### Task brief
In the listing below, identify each line with the word "классификатор" and return those lines.

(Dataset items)
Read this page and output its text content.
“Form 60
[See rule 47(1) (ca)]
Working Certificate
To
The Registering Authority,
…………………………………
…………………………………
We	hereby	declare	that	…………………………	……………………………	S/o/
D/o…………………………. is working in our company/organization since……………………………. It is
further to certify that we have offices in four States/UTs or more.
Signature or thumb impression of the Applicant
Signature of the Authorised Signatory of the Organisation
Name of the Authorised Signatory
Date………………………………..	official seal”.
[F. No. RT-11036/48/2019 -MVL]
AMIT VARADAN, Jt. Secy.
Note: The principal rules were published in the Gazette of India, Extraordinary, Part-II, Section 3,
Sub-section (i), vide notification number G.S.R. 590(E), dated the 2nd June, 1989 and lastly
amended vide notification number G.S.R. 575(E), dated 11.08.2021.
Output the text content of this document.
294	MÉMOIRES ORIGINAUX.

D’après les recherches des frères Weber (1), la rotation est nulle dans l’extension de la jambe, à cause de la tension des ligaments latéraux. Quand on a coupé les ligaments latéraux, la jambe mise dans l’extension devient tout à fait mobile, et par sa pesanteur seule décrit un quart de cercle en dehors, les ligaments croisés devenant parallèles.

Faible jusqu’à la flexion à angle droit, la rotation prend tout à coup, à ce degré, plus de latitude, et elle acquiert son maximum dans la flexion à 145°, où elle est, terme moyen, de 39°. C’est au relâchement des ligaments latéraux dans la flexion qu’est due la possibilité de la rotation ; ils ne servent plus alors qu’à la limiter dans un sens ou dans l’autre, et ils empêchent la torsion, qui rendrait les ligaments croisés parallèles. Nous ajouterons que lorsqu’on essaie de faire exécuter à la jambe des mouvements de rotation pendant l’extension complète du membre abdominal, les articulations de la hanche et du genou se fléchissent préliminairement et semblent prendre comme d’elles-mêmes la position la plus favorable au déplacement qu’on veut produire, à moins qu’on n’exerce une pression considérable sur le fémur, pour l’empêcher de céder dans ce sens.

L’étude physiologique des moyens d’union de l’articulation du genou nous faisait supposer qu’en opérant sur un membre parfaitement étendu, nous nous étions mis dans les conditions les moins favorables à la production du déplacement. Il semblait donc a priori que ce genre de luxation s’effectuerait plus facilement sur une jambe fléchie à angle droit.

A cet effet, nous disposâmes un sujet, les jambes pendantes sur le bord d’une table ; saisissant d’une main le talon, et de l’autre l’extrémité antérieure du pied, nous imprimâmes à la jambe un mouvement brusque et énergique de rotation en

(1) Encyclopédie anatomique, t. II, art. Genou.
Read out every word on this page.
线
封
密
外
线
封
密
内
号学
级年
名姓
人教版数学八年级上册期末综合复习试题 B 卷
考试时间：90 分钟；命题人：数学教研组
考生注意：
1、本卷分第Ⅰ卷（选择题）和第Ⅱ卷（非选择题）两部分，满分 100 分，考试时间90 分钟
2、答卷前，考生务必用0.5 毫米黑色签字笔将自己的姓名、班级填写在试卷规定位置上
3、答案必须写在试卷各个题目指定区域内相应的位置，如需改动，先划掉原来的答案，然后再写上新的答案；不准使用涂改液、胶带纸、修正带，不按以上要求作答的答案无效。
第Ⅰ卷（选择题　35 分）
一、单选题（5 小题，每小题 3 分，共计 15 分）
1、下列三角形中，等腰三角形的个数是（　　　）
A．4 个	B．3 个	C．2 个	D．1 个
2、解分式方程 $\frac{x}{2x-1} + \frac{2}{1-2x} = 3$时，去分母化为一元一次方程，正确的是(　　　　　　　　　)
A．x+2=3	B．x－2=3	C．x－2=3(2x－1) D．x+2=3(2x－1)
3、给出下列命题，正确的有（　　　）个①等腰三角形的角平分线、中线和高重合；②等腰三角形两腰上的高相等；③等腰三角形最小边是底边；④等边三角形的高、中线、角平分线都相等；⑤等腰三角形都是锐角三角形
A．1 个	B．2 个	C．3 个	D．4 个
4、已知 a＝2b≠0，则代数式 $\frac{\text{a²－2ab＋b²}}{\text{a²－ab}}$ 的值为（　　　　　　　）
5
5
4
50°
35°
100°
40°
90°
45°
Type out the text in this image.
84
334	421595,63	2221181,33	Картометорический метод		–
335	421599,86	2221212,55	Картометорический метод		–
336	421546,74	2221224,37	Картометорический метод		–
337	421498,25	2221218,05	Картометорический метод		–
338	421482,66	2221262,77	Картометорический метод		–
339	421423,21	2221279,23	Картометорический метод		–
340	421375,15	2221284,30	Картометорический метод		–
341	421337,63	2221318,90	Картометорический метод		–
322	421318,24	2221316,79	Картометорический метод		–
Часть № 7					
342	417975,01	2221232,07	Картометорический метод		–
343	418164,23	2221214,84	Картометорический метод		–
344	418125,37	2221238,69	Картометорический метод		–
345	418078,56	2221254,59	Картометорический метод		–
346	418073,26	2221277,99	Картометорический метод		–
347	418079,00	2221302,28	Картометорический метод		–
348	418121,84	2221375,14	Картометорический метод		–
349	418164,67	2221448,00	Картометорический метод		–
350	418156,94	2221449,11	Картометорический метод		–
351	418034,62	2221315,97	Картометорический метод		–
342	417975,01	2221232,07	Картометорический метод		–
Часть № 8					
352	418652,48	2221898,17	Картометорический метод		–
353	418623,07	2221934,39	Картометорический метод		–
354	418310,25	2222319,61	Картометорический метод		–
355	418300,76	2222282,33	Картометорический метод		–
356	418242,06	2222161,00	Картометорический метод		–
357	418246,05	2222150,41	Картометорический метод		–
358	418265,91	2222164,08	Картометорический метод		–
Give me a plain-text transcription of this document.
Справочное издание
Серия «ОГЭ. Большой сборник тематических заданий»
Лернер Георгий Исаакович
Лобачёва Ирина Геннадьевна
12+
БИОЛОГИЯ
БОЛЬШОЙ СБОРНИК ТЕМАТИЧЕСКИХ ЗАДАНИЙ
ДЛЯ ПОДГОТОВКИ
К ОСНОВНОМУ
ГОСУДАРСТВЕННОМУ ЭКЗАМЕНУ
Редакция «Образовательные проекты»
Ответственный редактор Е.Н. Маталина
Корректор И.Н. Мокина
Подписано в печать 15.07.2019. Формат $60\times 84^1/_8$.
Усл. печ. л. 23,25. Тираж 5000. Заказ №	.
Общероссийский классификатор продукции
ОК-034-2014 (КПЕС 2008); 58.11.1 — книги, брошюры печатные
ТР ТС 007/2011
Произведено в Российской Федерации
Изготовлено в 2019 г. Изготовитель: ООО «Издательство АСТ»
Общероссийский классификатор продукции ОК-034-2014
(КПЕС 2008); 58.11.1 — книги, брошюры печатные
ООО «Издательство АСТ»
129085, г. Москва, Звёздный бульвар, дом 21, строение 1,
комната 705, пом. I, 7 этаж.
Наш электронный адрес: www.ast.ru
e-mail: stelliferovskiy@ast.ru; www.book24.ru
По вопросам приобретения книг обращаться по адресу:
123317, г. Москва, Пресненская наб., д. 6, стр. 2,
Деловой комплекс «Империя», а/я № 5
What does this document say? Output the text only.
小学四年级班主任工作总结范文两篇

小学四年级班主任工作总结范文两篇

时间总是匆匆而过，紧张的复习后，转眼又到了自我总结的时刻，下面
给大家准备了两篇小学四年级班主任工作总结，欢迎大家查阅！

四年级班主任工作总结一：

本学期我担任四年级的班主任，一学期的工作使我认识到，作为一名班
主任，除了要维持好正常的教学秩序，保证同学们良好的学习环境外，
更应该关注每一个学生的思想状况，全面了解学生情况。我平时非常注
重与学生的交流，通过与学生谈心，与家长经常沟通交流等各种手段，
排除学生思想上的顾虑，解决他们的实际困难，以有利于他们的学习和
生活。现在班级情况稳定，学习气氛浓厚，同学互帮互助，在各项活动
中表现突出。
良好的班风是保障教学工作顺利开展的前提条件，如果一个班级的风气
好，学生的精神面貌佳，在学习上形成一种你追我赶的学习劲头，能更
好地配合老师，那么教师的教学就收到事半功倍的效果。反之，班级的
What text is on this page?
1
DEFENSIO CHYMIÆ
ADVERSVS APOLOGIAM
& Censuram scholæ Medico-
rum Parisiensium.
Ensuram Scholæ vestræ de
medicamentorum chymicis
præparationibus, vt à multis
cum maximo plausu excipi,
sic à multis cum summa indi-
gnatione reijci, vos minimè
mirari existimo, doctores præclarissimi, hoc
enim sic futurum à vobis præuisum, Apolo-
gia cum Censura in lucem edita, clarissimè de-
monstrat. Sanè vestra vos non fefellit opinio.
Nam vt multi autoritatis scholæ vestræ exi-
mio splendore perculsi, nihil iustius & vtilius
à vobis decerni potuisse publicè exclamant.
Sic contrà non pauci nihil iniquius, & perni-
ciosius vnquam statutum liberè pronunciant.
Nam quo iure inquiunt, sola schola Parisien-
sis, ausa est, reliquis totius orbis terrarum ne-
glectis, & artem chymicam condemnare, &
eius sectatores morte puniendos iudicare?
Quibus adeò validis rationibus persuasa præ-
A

### Response
Общероссийский классификатор продукции
Общероссийский классификатор продукции ОК-034-2014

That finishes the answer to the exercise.